▶ [Task goal]: Search the listing for "image" and copy every line where it appears.

▶ [The input]:
-=-=-=-=-
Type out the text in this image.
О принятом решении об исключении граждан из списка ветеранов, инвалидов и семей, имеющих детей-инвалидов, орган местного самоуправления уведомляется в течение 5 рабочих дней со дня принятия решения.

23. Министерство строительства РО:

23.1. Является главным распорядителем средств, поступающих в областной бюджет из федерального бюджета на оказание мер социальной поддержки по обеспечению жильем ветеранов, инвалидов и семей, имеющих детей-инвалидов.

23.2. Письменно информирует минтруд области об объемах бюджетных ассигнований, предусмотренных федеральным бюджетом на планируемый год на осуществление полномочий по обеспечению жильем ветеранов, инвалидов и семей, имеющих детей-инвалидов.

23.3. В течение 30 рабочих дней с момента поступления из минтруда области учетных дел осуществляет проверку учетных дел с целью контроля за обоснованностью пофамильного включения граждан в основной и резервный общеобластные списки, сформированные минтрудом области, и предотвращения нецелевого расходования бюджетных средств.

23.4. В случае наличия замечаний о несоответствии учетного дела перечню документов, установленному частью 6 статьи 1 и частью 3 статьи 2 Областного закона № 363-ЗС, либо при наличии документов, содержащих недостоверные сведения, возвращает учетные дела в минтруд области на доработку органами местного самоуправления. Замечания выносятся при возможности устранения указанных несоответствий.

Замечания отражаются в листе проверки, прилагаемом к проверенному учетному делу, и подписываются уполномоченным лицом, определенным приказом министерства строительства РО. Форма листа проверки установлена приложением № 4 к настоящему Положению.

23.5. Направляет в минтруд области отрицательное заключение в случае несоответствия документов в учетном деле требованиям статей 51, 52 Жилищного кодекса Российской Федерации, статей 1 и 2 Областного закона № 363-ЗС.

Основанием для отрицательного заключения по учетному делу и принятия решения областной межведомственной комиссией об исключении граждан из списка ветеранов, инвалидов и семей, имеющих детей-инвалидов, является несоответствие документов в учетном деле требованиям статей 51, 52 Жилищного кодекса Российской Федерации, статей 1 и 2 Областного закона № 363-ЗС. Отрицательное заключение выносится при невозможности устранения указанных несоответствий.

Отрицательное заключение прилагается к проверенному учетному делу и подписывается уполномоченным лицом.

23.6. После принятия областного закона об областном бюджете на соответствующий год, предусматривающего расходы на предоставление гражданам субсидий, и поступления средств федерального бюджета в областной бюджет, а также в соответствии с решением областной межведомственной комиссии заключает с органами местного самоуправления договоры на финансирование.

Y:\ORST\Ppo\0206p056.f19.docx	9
-=-=-=-=-
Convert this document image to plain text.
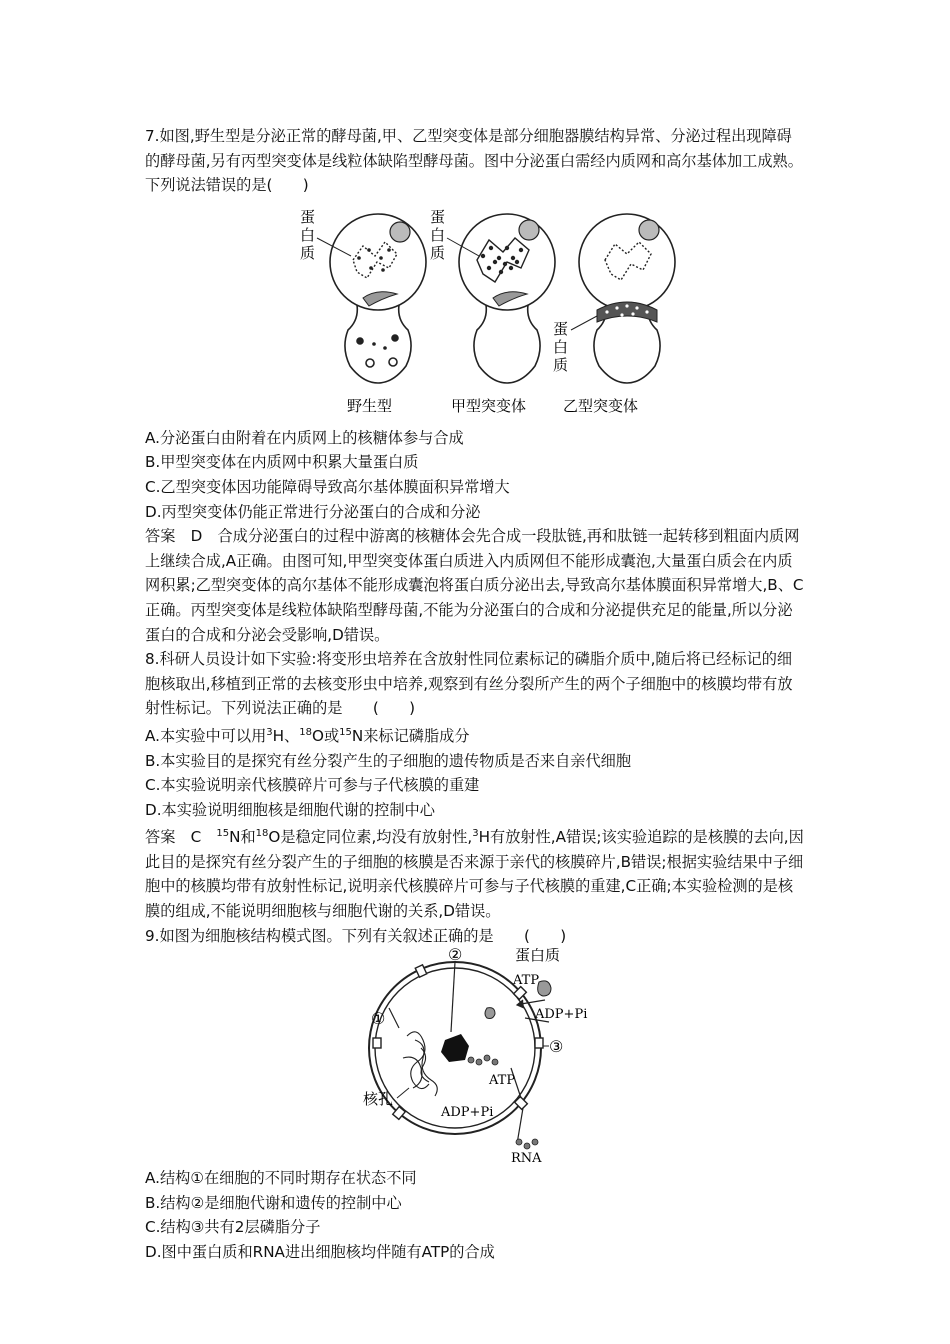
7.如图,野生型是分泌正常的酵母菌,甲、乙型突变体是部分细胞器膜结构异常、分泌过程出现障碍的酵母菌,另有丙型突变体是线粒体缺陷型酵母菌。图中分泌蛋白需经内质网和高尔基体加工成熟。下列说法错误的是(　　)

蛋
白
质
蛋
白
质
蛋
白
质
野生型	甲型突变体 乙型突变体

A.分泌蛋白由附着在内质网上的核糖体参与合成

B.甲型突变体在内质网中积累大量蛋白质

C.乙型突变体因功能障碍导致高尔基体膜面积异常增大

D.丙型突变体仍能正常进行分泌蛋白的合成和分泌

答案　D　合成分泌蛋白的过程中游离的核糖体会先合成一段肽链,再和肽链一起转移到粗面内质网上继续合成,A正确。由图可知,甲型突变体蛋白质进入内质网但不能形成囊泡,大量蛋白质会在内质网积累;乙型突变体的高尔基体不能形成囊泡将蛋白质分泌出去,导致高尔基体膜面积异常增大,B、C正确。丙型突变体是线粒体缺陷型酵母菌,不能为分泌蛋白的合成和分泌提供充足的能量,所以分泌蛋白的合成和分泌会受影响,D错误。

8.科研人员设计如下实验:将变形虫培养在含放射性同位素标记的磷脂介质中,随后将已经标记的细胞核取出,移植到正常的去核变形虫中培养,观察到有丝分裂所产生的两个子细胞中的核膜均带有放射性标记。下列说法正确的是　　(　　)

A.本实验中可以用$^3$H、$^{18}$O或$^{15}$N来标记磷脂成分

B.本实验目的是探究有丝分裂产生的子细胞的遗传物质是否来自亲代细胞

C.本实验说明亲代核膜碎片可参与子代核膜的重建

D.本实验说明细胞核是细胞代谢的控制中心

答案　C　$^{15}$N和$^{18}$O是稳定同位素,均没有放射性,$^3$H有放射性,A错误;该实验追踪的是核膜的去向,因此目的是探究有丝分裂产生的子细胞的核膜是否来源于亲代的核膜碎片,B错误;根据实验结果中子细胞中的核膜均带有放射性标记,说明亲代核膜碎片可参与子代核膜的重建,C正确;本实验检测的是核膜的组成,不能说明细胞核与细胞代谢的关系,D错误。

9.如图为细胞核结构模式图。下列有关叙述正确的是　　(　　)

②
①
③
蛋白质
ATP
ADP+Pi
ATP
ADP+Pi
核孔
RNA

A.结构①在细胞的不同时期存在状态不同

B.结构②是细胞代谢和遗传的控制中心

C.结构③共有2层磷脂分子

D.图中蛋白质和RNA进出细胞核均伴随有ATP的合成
-=-=-=-=-
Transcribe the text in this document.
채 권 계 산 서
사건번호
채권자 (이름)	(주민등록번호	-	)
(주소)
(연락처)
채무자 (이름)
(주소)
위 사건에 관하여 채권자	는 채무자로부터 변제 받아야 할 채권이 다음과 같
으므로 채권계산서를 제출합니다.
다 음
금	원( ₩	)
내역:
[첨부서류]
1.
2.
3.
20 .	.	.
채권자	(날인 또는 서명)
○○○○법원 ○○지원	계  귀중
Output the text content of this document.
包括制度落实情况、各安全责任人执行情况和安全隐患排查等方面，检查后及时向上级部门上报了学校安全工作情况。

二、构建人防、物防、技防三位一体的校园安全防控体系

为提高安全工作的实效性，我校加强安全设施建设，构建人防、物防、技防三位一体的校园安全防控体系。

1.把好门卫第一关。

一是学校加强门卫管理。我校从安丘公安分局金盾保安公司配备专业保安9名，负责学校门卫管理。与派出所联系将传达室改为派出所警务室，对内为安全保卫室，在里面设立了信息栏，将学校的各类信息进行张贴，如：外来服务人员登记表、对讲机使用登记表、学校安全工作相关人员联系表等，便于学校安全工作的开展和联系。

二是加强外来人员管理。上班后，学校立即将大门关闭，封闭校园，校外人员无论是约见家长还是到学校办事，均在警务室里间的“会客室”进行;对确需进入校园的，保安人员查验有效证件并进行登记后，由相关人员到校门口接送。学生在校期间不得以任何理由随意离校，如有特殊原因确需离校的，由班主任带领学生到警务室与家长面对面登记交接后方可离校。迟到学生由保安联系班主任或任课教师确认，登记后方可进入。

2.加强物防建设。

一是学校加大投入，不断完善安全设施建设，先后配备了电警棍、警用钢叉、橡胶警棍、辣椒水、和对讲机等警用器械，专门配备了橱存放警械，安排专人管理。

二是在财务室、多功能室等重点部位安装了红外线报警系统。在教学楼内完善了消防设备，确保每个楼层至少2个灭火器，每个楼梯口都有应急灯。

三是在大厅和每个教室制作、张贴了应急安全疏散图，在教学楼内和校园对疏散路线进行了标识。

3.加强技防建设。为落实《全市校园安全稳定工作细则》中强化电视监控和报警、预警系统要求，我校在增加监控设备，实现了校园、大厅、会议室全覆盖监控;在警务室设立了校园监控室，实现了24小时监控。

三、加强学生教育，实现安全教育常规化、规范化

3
-=-=-=-=-
▶ [Task response]:
Type out the text in this image.
Convert this document image to plain text.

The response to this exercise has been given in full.